- _What the task requires_
Copy all lines of the listing that include the string "JSON".

- _Data shown_
- - -

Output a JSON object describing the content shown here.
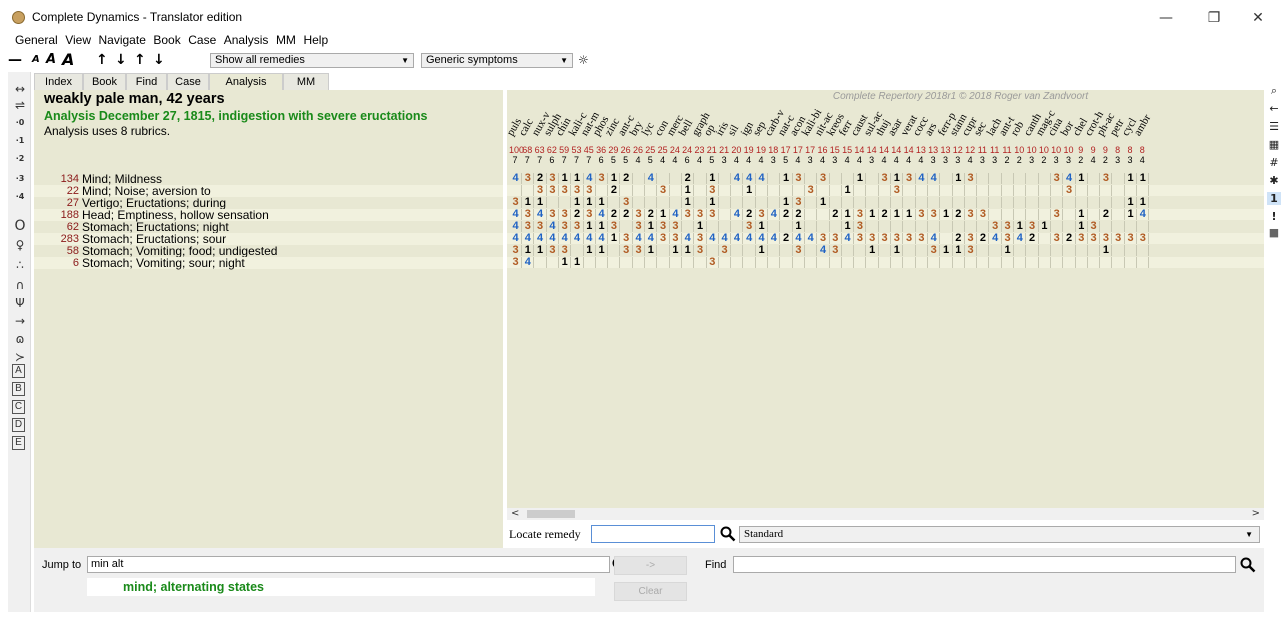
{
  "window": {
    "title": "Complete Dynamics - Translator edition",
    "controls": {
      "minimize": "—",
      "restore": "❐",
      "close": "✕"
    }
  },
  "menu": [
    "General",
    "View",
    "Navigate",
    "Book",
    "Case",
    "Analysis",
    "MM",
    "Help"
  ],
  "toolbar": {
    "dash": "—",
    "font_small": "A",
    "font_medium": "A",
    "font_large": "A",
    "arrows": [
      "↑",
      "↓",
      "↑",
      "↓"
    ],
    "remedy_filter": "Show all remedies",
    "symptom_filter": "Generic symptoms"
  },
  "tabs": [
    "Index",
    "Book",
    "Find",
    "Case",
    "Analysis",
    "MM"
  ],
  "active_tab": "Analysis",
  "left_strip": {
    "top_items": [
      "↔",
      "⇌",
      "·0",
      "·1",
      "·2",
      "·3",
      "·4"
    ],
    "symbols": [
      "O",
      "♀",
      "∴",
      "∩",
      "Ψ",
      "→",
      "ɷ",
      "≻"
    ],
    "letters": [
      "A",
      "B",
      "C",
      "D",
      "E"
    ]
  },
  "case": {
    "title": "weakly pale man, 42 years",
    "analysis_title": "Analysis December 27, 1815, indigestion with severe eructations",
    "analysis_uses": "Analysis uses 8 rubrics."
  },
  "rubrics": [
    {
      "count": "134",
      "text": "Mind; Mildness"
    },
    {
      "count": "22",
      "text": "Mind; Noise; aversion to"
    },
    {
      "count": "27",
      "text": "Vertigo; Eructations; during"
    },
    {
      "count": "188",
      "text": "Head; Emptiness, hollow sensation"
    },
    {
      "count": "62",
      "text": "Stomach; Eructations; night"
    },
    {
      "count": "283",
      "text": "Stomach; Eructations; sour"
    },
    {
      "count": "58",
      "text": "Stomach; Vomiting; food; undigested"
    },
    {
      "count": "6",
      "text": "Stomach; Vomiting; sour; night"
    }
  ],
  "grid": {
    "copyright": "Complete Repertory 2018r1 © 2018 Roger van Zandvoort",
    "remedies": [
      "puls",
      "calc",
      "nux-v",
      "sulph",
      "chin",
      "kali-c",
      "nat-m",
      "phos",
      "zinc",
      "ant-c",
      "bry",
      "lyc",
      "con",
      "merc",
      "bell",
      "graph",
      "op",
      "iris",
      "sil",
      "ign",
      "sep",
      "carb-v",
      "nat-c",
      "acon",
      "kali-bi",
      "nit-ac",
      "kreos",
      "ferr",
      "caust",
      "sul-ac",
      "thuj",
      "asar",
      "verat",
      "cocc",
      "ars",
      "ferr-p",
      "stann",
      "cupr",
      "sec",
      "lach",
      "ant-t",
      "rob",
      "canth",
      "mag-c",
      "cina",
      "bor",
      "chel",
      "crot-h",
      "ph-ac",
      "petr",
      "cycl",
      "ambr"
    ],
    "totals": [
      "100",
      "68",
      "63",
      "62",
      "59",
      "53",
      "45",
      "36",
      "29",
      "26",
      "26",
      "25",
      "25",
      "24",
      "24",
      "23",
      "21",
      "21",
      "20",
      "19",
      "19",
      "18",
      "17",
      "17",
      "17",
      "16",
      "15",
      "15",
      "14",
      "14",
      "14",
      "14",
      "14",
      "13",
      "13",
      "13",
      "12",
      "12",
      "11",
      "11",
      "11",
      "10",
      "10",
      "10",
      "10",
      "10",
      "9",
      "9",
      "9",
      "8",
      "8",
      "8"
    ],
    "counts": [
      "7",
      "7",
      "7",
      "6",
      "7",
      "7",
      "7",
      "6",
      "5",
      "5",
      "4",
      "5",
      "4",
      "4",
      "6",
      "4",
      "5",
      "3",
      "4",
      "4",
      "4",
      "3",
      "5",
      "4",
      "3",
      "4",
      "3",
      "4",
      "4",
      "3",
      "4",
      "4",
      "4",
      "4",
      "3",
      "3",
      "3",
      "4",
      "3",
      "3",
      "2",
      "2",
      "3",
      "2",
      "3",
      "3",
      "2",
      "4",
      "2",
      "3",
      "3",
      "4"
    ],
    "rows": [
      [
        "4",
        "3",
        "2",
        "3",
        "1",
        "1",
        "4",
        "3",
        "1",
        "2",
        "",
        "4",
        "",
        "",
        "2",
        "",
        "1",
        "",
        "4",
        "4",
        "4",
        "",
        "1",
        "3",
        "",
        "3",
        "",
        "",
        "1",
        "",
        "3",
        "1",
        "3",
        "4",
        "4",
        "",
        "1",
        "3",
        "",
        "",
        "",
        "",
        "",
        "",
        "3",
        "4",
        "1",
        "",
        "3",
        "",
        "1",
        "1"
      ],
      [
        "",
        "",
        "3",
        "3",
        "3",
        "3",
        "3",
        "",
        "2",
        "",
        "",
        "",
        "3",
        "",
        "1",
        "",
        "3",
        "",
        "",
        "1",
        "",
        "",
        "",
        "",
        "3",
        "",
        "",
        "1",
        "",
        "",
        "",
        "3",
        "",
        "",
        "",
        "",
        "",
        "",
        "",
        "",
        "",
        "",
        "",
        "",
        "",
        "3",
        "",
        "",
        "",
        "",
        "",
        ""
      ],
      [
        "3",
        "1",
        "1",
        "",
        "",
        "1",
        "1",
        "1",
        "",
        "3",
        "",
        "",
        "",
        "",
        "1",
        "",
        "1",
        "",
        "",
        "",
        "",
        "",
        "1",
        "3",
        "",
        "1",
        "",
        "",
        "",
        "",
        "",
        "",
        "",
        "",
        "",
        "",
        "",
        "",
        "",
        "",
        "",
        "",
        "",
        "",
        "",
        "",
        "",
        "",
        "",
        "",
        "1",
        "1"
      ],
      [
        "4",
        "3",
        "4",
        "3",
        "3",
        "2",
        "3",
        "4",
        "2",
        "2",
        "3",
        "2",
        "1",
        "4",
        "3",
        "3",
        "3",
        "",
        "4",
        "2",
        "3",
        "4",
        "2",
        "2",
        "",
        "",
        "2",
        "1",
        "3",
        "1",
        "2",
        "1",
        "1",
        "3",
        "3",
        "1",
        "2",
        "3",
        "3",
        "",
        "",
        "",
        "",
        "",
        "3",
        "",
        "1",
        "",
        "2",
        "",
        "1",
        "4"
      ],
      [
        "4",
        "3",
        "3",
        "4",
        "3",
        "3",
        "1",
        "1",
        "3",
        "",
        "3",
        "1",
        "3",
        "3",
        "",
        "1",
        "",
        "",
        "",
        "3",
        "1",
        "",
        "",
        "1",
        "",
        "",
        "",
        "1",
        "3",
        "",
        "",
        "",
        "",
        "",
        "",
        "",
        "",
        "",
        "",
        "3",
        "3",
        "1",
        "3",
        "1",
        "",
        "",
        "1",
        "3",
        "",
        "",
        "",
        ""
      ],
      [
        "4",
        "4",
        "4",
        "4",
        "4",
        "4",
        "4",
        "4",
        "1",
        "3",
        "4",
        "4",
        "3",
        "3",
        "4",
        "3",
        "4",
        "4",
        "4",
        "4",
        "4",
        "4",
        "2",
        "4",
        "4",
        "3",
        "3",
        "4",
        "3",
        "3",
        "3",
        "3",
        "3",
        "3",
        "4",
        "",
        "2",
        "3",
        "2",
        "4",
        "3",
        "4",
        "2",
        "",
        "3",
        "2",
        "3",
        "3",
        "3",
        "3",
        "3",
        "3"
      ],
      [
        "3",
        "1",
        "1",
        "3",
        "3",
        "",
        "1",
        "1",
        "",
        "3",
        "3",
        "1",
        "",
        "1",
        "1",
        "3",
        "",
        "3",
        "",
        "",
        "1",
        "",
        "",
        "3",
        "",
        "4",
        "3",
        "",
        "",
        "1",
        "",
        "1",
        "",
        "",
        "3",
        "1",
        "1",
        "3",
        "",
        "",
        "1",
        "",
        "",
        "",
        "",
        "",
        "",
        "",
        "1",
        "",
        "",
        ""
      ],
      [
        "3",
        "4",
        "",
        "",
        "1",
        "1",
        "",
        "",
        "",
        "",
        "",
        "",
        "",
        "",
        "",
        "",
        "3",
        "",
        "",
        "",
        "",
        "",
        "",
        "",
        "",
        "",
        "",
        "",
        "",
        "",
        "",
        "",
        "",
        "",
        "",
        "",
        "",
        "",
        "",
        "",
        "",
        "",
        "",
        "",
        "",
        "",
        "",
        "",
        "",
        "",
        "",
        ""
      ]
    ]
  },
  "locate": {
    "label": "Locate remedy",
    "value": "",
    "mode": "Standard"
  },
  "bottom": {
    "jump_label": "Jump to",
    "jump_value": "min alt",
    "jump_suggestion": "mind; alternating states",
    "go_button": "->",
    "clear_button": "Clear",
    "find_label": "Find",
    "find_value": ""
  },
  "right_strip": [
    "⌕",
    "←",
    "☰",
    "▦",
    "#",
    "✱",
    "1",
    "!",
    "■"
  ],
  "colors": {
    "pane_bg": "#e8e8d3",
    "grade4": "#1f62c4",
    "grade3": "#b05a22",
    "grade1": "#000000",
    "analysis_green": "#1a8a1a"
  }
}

- - -

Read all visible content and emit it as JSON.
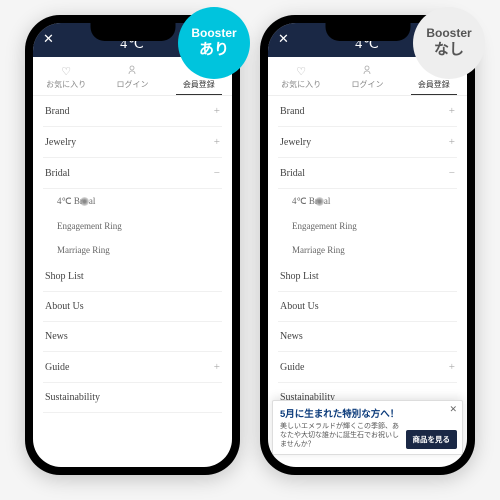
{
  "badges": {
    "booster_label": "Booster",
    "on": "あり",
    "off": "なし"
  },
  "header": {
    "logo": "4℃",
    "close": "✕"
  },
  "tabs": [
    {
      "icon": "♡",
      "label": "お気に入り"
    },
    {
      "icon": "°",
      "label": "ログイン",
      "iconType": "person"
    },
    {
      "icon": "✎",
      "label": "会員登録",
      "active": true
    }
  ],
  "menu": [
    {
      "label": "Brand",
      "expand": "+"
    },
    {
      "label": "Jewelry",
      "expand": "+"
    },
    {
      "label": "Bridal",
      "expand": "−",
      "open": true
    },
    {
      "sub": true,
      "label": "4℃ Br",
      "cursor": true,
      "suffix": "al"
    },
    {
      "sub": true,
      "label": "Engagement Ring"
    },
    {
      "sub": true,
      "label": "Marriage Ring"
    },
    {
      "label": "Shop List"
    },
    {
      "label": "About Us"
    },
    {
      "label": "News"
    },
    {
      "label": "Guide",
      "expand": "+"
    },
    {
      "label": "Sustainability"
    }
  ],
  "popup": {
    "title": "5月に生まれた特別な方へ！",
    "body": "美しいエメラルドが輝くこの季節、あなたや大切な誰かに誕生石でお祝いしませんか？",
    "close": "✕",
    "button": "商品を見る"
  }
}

- - -

- _Task solution_
Output a JSON object describing the content shown here.
Read all visible content and emit it as JSON.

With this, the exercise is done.